(begin)

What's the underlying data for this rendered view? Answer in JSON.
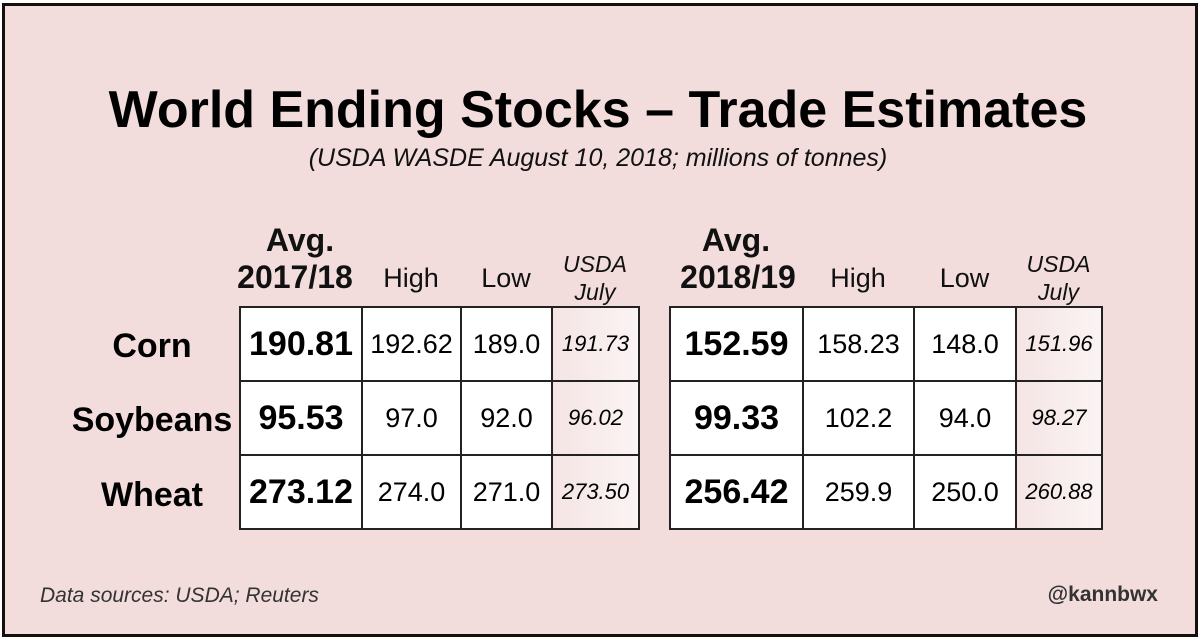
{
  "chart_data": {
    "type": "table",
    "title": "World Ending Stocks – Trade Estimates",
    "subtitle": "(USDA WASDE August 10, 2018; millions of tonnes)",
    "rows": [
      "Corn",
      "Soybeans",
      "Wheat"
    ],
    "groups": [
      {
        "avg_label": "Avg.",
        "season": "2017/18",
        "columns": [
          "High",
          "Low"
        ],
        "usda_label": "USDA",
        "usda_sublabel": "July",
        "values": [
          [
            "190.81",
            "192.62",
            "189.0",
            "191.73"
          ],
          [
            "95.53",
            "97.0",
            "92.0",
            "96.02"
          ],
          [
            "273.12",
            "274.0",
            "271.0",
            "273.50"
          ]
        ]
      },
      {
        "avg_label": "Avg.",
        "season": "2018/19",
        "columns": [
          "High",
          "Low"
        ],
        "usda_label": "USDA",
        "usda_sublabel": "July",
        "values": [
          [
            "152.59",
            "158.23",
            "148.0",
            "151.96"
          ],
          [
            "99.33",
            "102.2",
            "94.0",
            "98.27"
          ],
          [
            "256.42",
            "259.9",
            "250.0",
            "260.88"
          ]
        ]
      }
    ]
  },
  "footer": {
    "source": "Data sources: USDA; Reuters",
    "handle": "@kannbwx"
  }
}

(end)
(begin)

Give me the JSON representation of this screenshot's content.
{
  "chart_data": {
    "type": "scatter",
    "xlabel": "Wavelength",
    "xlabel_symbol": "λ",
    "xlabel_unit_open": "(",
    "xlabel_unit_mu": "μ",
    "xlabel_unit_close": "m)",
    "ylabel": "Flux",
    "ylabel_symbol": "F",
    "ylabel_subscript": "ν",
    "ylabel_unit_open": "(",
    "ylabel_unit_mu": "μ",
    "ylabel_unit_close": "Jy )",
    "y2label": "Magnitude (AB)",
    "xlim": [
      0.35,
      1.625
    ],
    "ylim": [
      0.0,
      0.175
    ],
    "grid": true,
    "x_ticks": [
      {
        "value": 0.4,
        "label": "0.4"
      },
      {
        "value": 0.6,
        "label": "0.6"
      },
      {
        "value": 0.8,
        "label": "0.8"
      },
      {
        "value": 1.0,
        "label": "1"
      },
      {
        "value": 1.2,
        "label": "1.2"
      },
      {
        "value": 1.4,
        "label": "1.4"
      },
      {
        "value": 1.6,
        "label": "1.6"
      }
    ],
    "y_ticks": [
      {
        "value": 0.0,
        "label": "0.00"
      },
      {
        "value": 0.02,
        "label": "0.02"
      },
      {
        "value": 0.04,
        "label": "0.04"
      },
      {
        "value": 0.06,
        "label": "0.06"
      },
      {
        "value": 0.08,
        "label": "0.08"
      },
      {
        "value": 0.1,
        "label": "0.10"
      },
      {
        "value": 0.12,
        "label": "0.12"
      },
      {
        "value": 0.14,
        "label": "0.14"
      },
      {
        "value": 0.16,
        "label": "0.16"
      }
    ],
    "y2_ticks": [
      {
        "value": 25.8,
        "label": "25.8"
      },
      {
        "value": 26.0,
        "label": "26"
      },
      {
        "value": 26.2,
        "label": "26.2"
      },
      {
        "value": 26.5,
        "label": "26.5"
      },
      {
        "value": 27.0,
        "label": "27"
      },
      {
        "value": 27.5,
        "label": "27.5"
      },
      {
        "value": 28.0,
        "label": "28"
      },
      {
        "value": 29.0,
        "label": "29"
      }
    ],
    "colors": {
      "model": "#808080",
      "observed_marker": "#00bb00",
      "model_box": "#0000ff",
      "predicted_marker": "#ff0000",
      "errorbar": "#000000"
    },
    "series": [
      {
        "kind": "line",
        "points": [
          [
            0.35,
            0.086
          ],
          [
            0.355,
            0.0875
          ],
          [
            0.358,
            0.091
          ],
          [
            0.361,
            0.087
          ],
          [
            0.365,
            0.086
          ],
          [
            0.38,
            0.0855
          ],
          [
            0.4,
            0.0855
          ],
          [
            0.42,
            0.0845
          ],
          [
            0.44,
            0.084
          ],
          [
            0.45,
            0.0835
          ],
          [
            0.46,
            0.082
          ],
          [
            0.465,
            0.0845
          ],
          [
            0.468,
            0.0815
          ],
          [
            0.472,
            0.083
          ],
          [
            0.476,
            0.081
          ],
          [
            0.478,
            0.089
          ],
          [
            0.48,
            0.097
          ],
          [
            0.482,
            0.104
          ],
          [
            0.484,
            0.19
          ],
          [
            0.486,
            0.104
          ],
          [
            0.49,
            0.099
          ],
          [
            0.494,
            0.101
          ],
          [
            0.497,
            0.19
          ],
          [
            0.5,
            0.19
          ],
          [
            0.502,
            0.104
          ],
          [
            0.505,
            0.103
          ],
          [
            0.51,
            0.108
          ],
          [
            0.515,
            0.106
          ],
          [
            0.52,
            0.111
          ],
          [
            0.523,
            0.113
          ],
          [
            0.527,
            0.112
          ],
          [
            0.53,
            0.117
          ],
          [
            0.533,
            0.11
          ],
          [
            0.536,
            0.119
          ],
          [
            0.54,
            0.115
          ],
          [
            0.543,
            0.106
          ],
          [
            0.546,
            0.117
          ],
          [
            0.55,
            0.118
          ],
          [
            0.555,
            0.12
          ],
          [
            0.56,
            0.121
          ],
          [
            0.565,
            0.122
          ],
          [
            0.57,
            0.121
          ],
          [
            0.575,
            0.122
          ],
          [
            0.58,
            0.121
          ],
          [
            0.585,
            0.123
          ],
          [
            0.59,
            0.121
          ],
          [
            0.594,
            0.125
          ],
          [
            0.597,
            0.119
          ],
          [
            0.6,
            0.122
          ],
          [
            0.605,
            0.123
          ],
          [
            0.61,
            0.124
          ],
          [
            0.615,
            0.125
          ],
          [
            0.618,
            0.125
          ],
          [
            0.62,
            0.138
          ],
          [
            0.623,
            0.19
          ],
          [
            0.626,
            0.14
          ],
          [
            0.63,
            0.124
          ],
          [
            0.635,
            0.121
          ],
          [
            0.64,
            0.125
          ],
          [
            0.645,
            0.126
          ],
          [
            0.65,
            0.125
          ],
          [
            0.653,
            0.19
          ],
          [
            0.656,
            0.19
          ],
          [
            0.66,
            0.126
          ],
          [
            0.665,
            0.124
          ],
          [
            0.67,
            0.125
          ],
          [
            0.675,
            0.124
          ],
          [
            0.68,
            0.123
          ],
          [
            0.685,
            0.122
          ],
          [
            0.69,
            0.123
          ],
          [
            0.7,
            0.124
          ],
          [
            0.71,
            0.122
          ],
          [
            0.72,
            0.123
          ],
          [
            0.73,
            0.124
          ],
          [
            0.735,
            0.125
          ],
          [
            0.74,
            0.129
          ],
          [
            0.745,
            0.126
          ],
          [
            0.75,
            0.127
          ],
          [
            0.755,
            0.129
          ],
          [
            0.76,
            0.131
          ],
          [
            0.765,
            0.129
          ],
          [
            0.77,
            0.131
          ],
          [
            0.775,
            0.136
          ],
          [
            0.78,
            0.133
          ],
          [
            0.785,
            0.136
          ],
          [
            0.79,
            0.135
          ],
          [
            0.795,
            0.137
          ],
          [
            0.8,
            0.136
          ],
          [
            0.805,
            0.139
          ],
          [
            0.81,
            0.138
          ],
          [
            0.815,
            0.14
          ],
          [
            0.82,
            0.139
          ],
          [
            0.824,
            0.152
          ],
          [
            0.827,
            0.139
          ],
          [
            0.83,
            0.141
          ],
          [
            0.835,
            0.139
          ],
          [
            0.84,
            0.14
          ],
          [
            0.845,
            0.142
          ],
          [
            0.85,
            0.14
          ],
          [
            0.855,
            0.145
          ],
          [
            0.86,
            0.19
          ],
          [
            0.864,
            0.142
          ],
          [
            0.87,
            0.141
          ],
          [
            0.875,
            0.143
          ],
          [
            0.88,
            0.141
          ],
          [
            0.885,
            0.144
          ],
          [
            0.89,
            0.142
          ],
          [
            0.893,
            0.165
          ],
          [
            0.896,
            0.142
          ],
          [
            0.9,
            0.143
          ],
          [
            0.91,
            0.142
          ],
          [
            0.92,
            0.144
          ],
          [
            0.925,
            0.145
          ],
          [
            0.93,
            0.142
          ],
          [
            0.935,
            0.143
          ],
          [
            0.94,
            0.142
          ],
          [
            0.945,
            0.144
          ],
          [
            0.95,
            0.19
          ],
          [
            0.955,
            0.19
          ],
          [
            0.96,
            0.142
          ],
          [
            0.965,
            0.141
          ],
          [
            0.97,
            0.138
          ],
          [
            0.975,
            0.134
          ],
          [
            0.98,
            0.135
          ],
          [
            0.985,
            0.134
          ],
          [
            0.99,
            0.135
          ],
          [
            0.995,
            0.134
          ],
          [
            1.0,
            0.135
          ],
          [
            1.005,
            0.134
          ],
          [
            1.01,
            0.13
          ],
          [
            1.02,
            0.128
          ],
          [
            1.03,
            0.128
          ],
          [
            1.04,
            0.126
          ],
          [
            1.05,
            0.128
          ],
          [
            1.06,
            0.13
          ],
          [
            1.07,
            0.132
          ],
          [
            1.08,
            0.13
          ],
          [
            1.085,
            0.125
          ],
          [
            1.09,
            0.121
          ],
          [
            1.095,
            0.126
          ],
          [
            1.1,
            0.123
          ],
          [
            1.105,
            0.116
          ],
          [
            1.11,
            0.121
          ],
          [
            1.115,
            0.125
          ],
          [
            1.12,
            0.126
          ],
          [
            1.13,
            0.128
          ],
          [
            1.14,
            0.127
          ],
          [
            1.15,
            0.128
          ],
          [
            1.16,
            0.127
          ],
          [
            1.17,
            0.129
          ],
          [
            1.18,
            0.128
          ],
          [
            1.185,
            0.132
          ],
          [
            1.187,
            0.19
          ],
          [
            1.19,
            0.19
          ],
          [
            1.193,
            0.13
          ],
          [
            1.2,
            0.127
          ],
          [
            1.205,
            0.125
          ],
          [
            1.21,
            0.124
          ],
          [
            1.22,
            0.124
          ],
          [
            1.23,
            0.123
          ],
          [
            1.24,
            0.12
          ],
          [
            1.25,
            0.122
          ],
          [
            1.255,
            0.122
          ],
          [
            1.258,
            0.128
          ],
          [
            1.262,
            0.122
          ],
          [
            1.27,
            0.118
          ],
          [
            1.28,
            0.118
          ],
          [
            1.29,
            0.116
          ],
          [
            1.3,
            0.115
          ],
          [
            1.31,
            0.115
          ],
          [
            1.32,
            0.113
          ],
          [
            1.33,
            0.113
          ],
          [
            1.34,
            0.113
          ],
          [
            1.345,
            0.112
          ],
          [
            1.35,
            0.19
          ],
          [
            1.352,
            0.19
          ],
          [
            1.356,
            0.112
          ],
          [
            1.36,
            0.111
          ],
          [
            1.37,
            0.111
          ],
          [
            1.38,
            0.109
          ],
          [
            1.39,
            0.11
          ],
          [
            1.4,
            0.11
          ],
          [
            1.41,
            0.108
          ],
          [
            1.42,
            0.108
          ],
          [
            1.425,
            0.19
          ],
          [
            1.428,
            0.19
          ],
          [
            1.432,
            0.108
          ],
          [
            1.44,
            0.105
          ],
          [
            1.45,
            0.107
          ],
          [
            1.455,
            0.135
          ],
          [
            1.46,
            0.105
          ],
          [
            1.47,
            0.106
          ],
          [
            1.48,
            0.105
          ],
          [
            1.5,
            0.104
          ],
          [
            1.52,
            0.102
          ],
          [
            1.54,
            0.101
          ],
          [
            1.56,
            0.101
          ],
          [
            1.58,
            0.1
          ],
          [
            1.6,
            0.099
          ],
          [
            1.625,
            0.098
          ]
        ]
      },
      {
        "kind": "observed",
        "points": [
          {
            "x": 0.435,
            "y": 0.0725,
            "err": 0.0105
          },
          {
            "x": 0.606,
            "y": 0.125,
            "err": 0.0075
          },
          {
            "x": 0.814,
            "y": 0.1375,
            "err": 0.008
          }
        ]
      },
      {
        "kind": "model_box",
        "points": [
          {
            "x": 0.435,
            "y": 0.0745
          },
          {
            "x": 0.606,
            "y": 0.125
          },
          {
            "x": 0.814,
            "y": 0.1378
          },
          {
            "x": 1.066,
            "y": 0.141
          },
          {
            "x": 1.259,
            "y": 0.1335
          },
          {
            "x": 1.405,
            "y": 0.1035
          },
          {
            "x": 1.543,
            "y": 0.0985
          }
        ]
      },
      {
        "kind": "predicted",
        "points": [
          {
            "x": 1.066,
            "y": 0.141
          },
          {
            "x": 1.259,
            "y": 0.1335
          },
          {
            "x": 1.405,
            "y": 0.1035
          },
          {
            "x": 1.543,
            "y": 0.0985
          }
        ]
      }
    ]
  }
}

(end)
(begin)

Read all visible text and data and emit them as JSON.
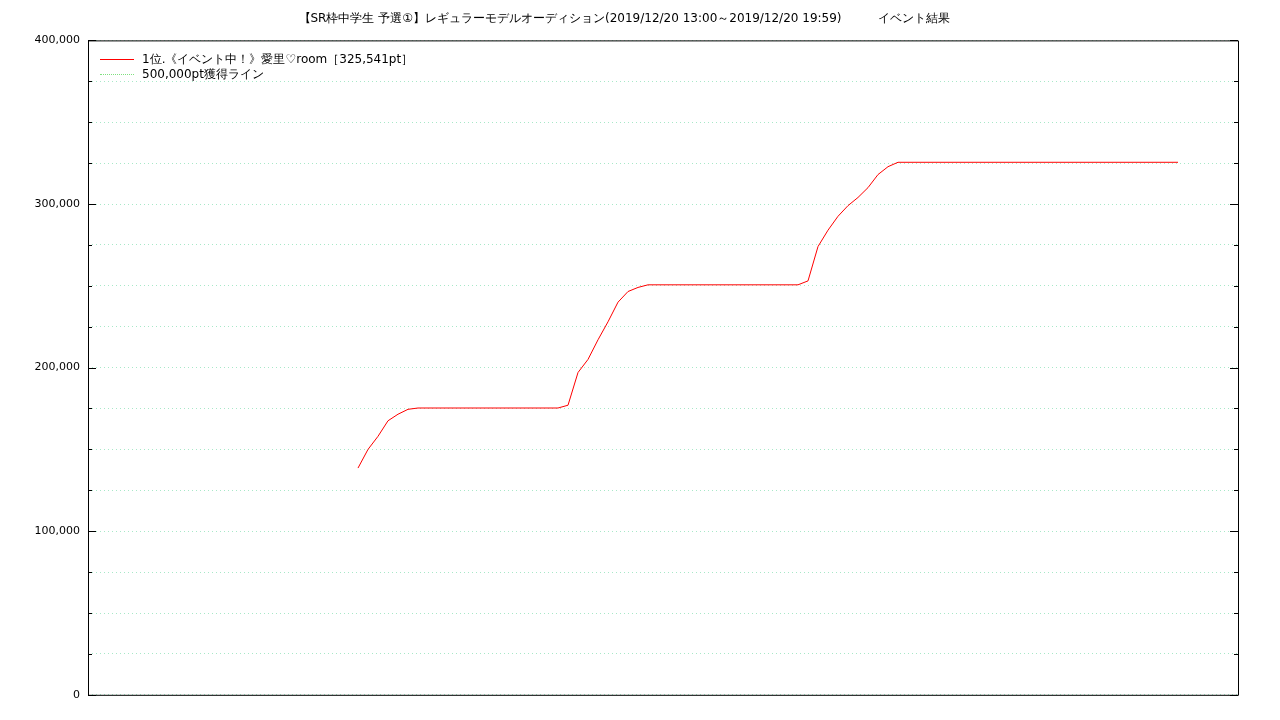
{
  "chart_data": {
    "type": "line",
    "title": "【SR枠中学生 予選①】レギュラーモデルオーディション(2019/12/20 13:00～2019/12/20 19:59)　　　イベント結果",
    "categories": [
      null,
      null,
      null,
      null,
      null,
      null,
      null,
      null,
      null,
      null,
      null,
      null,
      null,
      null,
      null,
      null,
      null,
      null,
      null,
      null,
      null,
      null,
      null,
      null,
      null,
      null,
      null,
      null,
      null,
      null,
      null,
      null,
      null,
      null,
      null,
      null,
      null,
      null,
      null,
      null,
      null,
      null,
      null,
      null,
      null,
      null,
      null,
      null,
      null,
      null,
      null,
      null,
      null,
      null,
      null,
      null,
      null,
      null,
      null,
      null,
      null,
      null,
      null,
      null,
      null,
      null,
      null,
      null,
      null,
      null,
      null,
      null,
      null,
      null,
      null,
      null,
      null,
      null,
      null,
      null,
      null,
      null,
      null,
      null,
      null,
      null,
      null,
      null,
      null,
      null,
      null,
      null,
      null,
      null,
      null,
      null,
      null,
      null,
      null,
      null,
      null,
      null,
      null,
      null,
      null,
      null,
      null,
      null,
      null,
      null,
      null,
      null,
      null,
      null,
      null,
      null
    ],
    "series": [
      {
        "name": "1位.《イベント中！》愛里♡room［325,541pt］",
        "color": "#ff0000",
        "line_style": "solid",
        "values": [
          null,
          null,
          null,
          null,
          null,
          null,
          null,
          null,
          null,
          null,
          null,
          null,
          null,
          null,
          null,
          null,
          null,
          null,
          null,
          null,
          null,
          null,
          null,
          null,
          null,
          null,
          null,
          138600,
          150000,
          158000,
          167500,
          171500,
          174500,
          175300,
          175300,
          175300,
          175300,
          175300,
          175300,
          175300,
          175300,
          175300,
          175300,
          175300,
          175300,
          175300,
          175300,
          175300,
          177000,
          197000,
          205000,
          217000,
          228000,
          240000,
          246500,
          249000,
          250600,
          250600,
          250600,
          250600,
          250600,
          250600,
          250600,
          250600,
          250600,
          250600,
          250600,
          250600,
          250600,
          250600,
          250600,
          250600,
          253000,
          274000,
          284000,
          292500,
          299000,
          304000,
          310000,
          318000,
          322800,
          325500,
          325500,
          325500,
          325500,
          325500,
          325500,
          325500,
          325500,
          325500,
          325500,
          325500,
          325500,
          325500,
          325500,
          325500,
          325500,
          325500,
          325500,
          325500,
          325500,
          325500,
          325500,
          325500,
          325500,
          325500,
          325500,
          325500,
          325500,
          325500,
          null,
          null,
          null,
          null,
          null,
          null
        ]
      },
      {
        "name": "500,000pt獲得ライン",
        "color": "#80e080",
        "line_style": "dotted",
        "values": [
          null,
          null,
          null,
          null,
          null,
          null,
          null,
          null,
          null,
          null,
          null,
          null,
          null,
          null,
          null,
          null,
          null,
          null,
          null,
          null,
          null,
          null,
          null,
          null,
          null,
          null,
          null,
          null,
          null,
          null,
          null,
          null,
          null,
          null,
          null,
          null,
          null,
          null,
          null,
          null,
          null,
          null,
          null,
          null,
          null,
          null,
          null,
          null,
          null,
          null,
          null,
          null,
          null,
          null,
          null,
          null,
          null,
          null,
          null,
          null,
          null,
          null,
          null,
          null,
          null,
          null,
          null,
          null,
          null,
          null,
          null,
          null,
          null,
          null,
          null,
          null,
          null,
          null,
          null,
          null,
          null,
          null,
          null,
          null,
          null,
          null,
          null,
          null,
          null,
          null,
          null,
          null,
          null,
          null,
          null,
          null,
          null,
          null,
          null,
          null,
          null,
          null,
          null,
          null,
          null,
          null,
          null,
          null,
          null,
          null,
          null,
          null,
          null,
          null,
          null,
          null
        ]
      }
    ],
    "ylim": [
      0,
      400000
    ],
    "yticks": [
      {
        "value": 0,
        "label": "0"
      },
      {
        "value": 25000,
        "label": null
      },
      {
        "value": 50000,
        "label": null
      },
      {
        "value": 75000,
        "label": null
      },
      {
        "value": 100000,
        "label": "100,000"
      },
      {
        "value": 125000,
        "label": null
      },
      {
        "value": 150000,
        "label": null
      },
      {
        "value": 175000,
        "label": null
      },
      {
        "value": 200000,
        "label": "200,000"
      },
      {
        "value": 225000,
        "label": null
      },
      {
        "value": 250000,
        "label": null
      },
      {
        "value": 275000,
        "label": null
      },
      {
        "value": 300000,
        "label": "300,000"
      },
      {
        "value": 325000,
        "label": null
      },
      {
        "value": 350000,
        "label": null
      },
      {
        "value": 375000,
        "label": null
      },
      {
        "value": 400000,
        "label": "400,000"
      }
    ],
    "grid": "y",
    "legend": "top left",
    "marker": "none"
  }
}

(end)

DO THIS:
Return every line containing "kind".

WRITTEN ANSWER:
        "kind": "line",
        "kind": "observed",
        "kind": "model_box",
        "kind": "predicted",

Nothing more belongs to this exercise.